» SHORT EXERCISE: In your copy, leave out the pictures; write out all the data exactly.

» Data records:
>>>
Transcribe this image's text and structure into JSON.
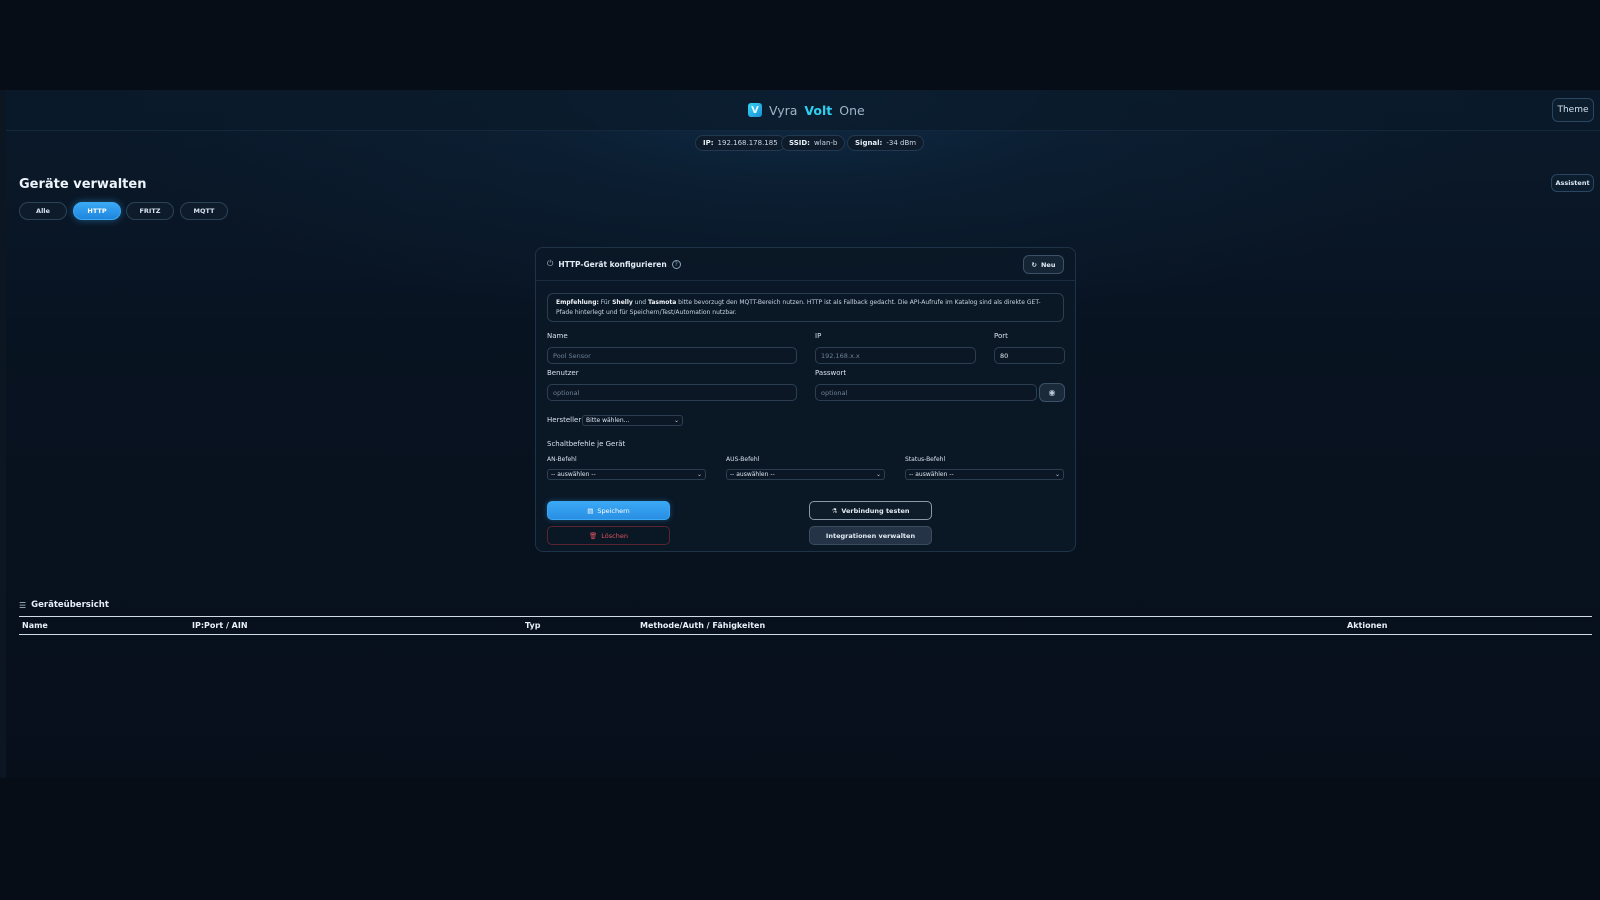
{
  "header": {
    "brand_part1": "Vyra",
    "brand_part2": "Volt",
    "brand_part3": "One",
    "logo_letter": "V",
    "theme_label": "Theme"
  },
  "status": {
    "ip_label": "IP:",
    "ip_value": "192.168.178.185",
    "ssid_label": "SSID:",
    "ssid_value": "wlan-b",
    "signal_label": "Signal:",
    "signal_value": "-34 dBm"
  },
  "page": {
    "title": "Geräte verwalten",
    "assistant_label": "Assistent"
  },
  "tabs": [
    {
      "label": "Alle",
      "active": false
    },
    {
      "label": "HTTP",
      "active": true
    },
    {
      "label": "FRITZ",
      "active": false
    },
    {
      "label": "MQTT",
      "active": false
    }
  ],
  "panel": {
    "title": "HTTP-Gerät konfigurieren",
    "new_label": "Neu",
    "notice_bold1": "Empfehlung:",
    "notice_t1": " Für ",
    "notice_bold2": "Shelly",
    "notice_t2": " und ",
    "notice_bold3": "Tasmota",
    "notice_t3": " bitte bevorzugt den MQTT-Bereich nutzen. HTTP ist als Fallback gedacht. Die API-Aufrufe im Katalog sind als direkte GET-Pfade hinterlegt und für Speichern/Test/Automation nutzbar.",
    "name_label": "Name",
    "name_placeholder": "Pool Sensor",
    "ip_label": "IP",
    "ip_placeholder": "192.168.x.x",
    "port_label": "Port",
    "port_value": "80",
    "user_label": "Benutzer",
    "user_placeholder": "optional",
    "password_label": "Passwort",
    "password_placeholder": "optional",
    "manufacturer_label": "Hersteller",
    "manufacturer_value": "Bitte wählen...",
    "commands_heading": "Schaltbefehle je Gerät",
    "on_label": "AN-Befehl",
    "on_value": "-- auswählen --",
    "off_label": "AUS-Befehl",
    "off_value": "-- auswählen --",
    "status_label": "Status-Befehl",
    "status_value": "-- auswählen --",
    "save_label": "Speichern",
    "delete_label": "Löschen",
    "test_label": "Verbindung testen",
    "integrations_label": "Integrationen verwalten"
  },
  "overview": {
    "title": "Geräteübersicht",
    "columns": [
      "Name",
      "IP:Port / AIN",
      "Typ",
      "Methode/Auth / Fähigkeiten",
      "Aktionen"
    ]
  },
  "colors": {
    "accent": "#3aa8f5",
    "brand_cyan": "#2fd0ef",
    "danger": "#e0525f",
    "background": "#070d16"
  }
}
<<<
» ANSWER:
Transcribe this image's text and structure into JSON.
{
  "header": {
    "brand_part1": "Vyra",
    "brand_part2": "Volt",
    "brand_part3": "One",
    "logo_letter": "V",
    "theme_label": "Theme"
  },
  "status": {
    "ip_label": "IP:",
    "ip_value": "192.168.178.185",
    "ssid_label": "SSID:",
    "ssid_value": "wlan-b",
    "signal_label": "Signal:",
    "signal_value": "-34 dBm"
  },
  "page": {
    "title": "Geräte verwalten",
    "assistant_label": "Assistent"
  },
  "tabs": [
    {
      "label": "Alle",
      "active": false
    },
    {
      "label": "HTTP",
      "active": true
    },
    {
      "label": "FRITZ",
      "active": false
    },
    {
      "label": "MQTT",
      "active": false
    }
  ],
  "panel": {
    "title": "HTTP-Gerät konfigurieren",
    "new_label": "Neu",
    "notice_bold1": "Empfehlung:",
    "notice_t1": " Für ",
    "notice_bold2": "Shelly",
    "notice_t2": " und ",
    "notice_bold3": "Tasmota",
    "notice_t3": " bitte bevorzugt den MQTT-Bereich nutzen. HTTP ist als Fallback gedacht. Die API-Aufrufe im Katalog sind als direkte GET-Pfade hinterlegt und für Speichern/Test/Automation nutzbar.",
    "name_label": "Name",
    "name_placeholder": "Pool Sensor",
    "ip_label": "IP",
    "ip_placeholder": "192.168.x.x",
    "port_label": "Port",
    "port_value": "80",
    "user_label": "Benutzer",
    "user_placeholder": "optional",
    "password_label": "Passwort",
    "password_placeholder": "optional",
    "manufacturer_label": "Hersteller",
    "manufacturer_value": "Bitte wählen...",
    "commands_heading": "Schaltbefehle je Gerät",
    "on_label": "AN-Befehl",
    "on_value": "-- auswählen --",
    "off_label": "AUS-Befehl",
    "off_value": "-- auswählen --",
    "status_label": "Status-Befehl",
    "status_value": "-- auswählen --",
    "save_label": "Speichern",
    "delete_label": "Löschen",
    "test_label": "Verbindung testen",
    "integrations_label": "Integrationen verwalten"
  },
  "overview": {
    "title": "Geräteübersicht",
    "columns": [
      "Name",
      "IP:Port / AIN",
      "Typ",
      "Methode/Auth / Fähigkeiten",
      "Aktionen"
    ]
  },
  "colors": {
    "accent": "#3aa8f5",
    "brand_cyan": "#2fd0ef",
    "danger": "#e0525f",
    "background": "#070d16"
  }
}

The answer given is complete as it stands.